EXERCISE ->
Find and copy each line of the records where the string "content" shows up.

Stored records
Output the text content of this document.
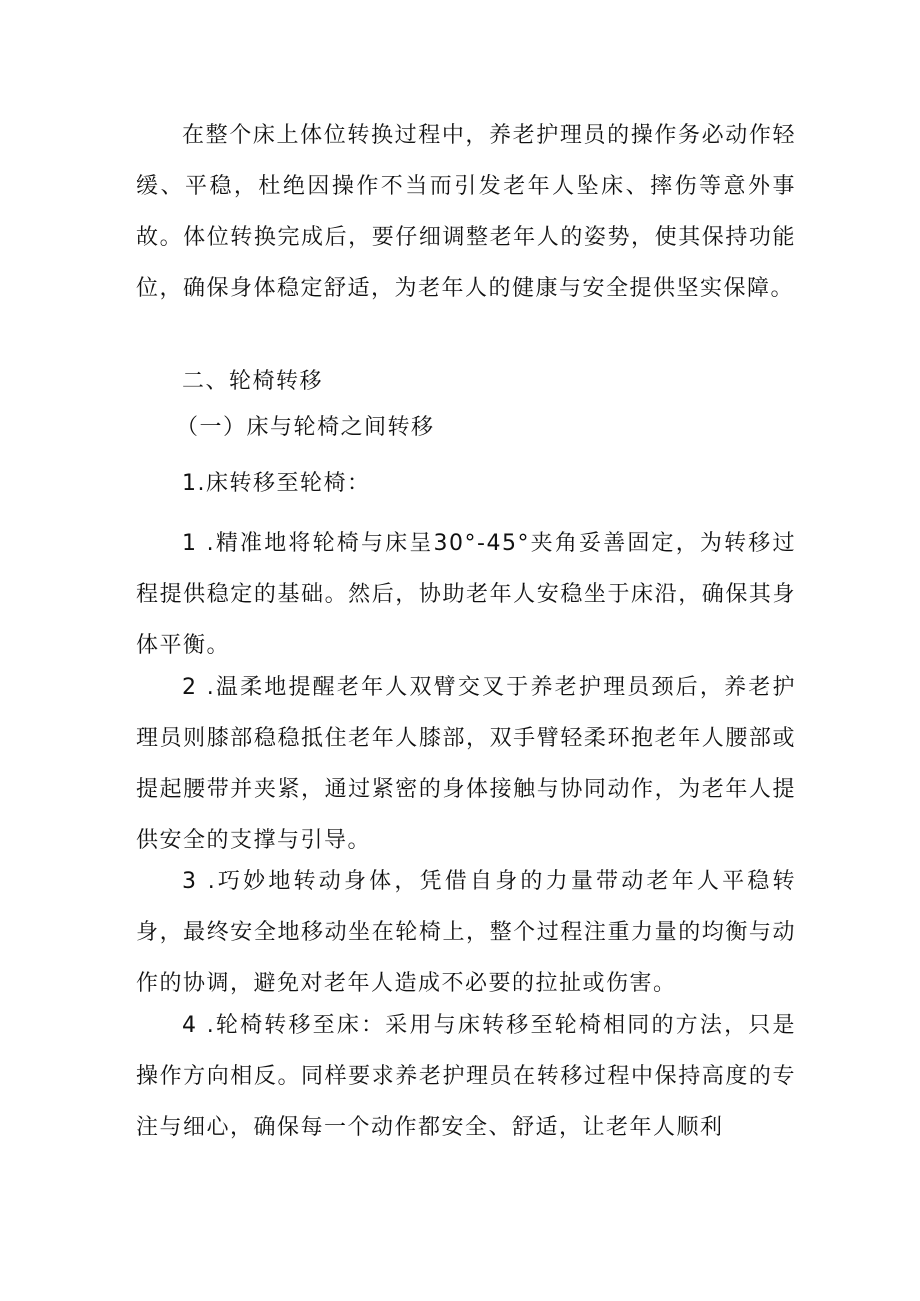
在整个床上体位转换过程中，养老护理员的操作务必动作轻缓、平稳，杜绝因操作不当而引发老年人坠床、摔伤等意外事故。体位转换完成后，要仔细调整老年人的姿势，使其保持功能位，确保身体稳定舒适，为老年人的健康与安全提供坚实保障。

二、轮椅转移

（一）床与轮椅之间转移

1.床转移至轮椅：

1 .精准地将轮椅与床呈30°-45°夹角妥善固定，为转移过程提供稳定的基础。然后，协助老年人安稳坐于床沿，确保其身体平衡。

2 .温柔地提醒老年人双臂交叉于养老护理员颈后，养老护理员则膝部稳稳抵住老年人膝部，双手臂轻柔环抱老年人腰部或提起腰带并夹紧，通过紧密的身体接触与协同动作，为老年人提供安全的支撑与引导。

3 .巧妙地转动身体，凭借自身的力量带动老年人平稳转身，最终安全地移动坐在轮椅上，整个过程注重力量的均衡与动作的协调，避免对老年人造成不必要的拉扯或伤害。

4 .轮椅转移至床：采用与床转移至轮椅相同的方法，只是操作方向相反。同样要求养老护理员在转移过程中保持高度的专注与细心，确保每一个动作都安全、舒适，让老年人顺利
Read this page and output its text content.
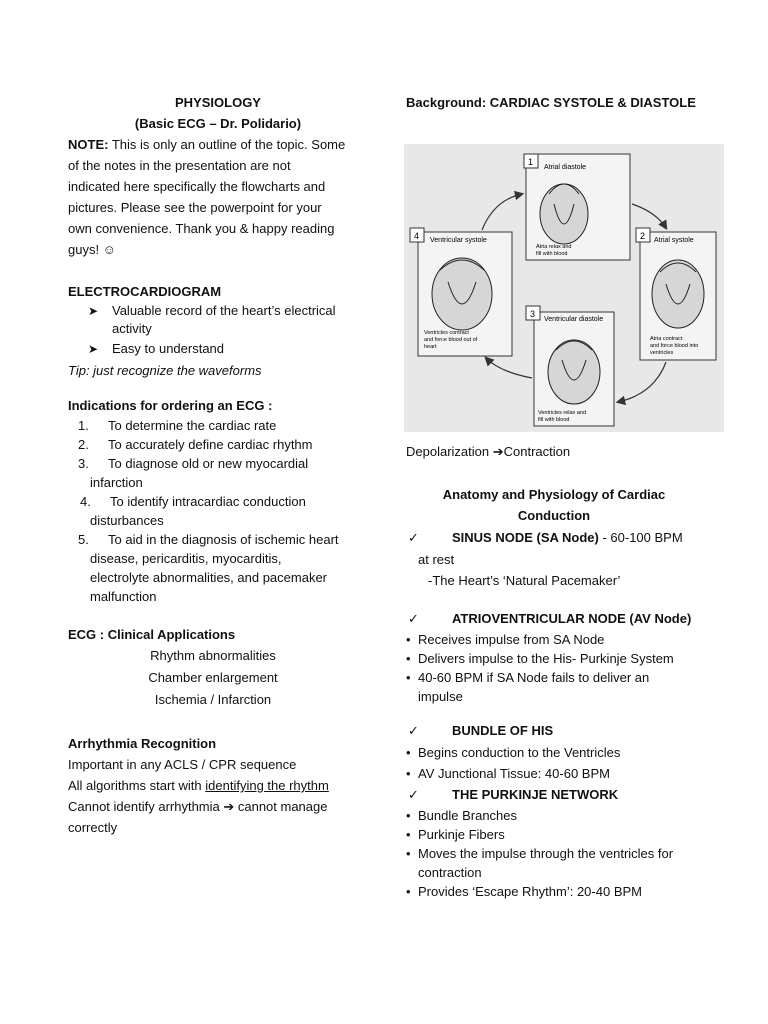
PHYSIOLOGY

(Basic ECG – Dr. Polidario)

NOTE: This is only an outline of the topic. Some

of the notes in the presentation are not

indicated here specifically the flowcharts and

pictures. Please see the powerpoint for your

own convenience. Thank you & happy reading

guys! ☺

ELECTROCARDIOGRAM

➤	Valuable record of the heart’s electrical
activity
➤	Easy to understand

Tip: just recognize the waveforms

Indications for ordering an ECG :

1.	To determine the cardiac rate
2.	To accurately define cardiac rhythm
3.	To diagnose old or new myocardial
infarction
4.	To identify intracardiac conduction
disturbances
5.	To aid in the diagnosis of ischemic heart
disease, pericarditis, myocarditis,
electrolyte abnormalities, and pacemaker
malfunction

ECG : Clinical Applications

Rhythm abnormalities

Chamber enlargement

Ischemia / Infarction

Arrhythmia Recognition

Important in any ACLS / CPR sequence

All algorithms start with identifying the rhythm

Cannot identify arrhythmia ➔ cannot manage

correctly

Background: CARDIAC SYSTOLE & DIASTOLE

1
Atrial diastole
Atria relax and
fill with blood
2 Atrial systole
Atria contract
and force blood into
ventricles
3
Ventricular diastole
Ventricles relax and
fill with blood
4 Ventricular systole
Ventricles contract
and force blood out of
heart

Depolarization ➔Contraction

Anatomy and Physiology of Cardiac

Conduction

✓	SINUS NODE (SA Node) - 60-100 BPM

at rest

-The Heart’s ‘Natural Pacemaker’

✓	ATRIOVENTRICULAR NODE (AV Node)
• Receives impulse from SA Node
• Delivers impulse to the His- Purkinje System
• 40-60 BPM if SA Node fails to deliver an
impulse
✓	BUNDLE OF HIS
• Begins conduction to the Ventricles
• AV Junctional Tissue: 40-60 BPM
✓	THE PURKINJE NETWORK
• Bundle Branches
• Purkinje Fibers
• Moves the impulse through the ventricles for
contraction
• Provides ‘Escape Rhythm’: 20-40 BPM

OUTPUT FOR THIS TASK ->
Output the text content of this document.
Read this page and output its text content.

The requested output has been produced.